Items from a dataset
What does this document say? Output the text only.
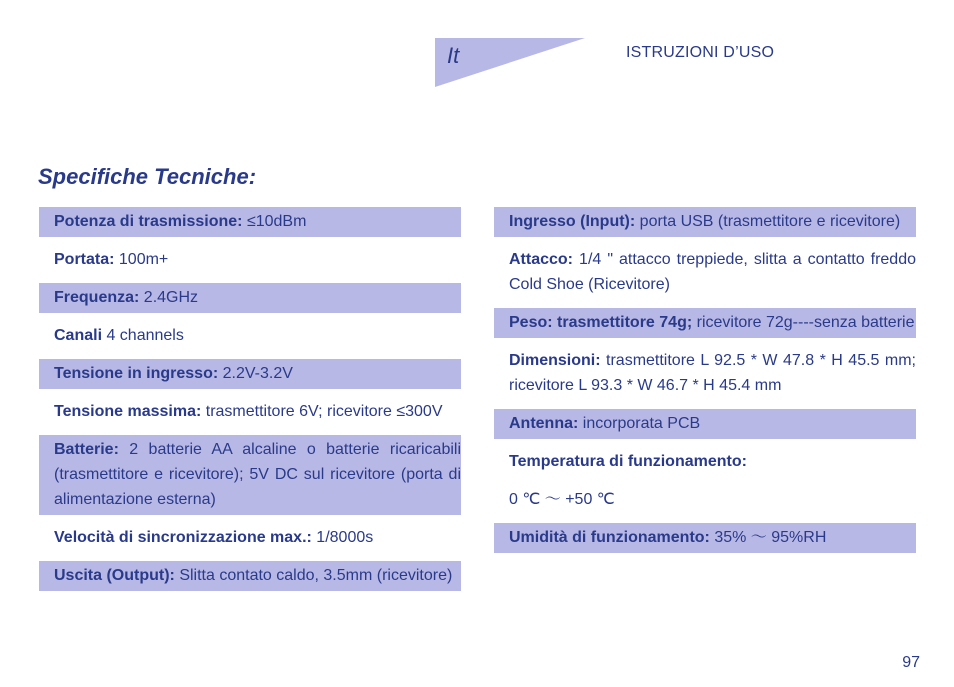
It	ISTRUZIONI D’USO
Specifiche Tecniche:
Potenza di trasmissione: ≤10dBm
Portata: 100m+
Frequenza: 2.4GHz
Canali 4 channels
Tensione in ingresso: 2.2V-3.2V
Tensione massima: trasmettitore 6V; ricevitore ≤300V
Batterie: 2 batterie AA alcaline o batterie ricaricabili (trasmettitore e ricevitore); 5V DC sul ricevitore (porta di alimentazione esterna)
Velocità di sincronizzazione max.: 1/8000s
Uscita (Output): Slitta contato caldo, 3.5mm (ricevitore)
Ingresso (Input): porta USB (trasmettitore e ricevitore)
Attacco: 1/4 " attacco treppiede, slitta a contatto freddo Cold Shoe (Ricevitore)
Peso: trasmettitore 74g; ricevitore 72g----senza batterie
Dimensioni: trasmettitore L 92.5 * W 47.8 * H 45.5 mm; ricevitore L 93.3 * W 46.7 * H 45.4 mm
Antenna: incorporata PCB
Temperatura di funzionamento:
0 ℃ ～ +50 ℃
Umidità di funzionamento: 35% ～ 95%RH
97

OBJECTIVE: Provide only the count of lines in the material above that hold the word "trasmettitore".

REPLY TO THE TASK: 5